▶ **Task**
Copy out each line exactly as it appears.

Dataset records
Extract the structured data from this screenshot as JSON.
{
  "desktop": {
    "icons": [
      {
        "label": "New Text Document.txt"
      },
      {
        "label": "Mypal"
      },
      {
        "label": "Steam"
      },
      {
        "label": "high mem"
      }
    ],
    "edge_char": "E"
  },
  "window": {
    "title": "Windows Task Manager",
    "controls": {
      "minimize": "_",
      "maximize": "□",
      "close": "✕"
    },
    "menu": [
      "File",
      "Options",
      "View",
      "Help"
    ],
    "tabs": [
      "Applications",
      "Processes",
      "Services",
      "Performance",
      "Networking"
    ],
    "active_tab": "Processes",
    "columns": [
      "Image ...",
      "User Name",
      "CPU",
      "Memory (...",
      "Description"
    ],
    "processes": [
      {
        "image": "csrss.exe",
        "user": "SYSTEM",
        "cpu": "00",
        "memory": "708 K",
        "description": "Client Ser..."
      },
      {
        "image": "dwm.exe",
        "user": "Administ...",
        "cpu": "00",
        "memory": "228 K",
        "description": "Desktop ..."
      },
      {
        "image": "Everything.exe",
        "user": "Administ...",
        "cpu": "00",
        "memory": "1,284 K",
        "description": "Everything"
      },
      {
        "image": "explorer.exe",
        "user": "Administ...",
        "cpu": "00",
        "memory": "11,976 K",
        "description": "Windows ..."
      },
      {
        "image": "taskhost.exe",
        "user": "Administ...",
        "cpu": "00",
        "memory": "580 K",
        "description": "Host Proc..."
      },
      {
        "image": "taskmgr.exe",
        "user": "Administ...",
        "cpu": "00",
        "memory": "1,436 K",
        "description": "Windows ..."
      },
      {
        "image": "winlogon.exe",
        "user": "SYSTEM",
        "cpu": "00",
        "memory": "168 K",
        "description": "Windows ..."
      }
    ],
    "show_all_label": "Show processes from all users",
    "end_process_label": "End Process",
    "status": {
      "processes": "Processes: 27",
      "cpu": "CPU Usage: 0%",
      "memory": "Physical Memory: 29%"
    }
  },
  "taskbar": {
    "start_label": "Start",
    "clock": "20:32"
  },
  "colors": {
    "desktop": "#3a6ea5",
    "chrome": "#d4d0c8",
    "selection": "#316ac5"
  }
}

▶ **Expected answer**
Extract the structured data from this screenshot as JSON.
{
  "desktop": {
    "icons": [
      {
        "label": "New Text Document.txt"
      },
      {
        "label": "Mypal"
      },
      {
        "label": "Steam"
      },
      {
        "label": "high mem"
      }
    ],
    "edge_char": "E"
  },
  "window": {
    "title": "Windows Task Manager",
    "controls": {
      "minimize": "_",
      "maximize": "□",
      "close": "✕"
    },
    "menu": [
      "File",
      "Options",
      "View",
      "Help"
    ],
    "tabs": [
      "Applications",
      "Processes",
      "Services",
      "Performance",
      "Networking"
    ],
    "active_tab": "Processes",
    "columns": [
      "Image ...",
      "User Name",
      "CPU",
      "Memory (...",
      "Description"
    ],
    "processes": [
      {
        "image": "csrss.exe",
        "user": "SYSTEM",
        "cpu": "00",
        "memory": "708 K",
        "description": "Client Ser..."
      },
      {
        "image": "dwm.exe",
        "user": "Administ...",
        "cpu": "00",
        "memory": "228 K",
        "description": "Desktop ..."
      },
      {
        "image": "Everything.exe",
        "user": "Administ...",
        "cpu": "00",
        "memory": "1,284 K",
        "description": "Everything"
      },
      {
        "image": "explorer.exe",
        "user": "Administ...",
        "cpu": "00",
        "memory": "11,976 K",
        "description": "Windows ..."
      },
      {
        "image": "taskhost.exe",
        "user": "Administ...",
        "cpu": "00",
        "memory": "580 K",
        "description": "Host Proc..."
      },
      {
        "image": "taskmgr.exe",
        "user": "Administ...",
        "cpu": "00",
        "memory": "1,436 K",
        "description": "Windows ..."
      },
      {
        "image": "winlogon.exe",
        "user": "SYSTEM",
        "cpu": "00",
        "memory": "168 K",
        "description": "Windows ..."
      }
    ],
    "show_all_label": "Show processes from all users",
    "end_process_label": "End Process",
    "status": {
      "processes": "Processes: 27",
      "cpu": "CPU Usage: 0%",
      "memory": "Physical Memory: 29%"
    }
  },
  "taskbar": {
    "start_label": "Start",
    "clock": "20:32"
  },
  "colors": {
    "desktop": "#3a6ea5",
    "chrome": "#d4d0c8",
    "selection": "#316ac5"
  }
}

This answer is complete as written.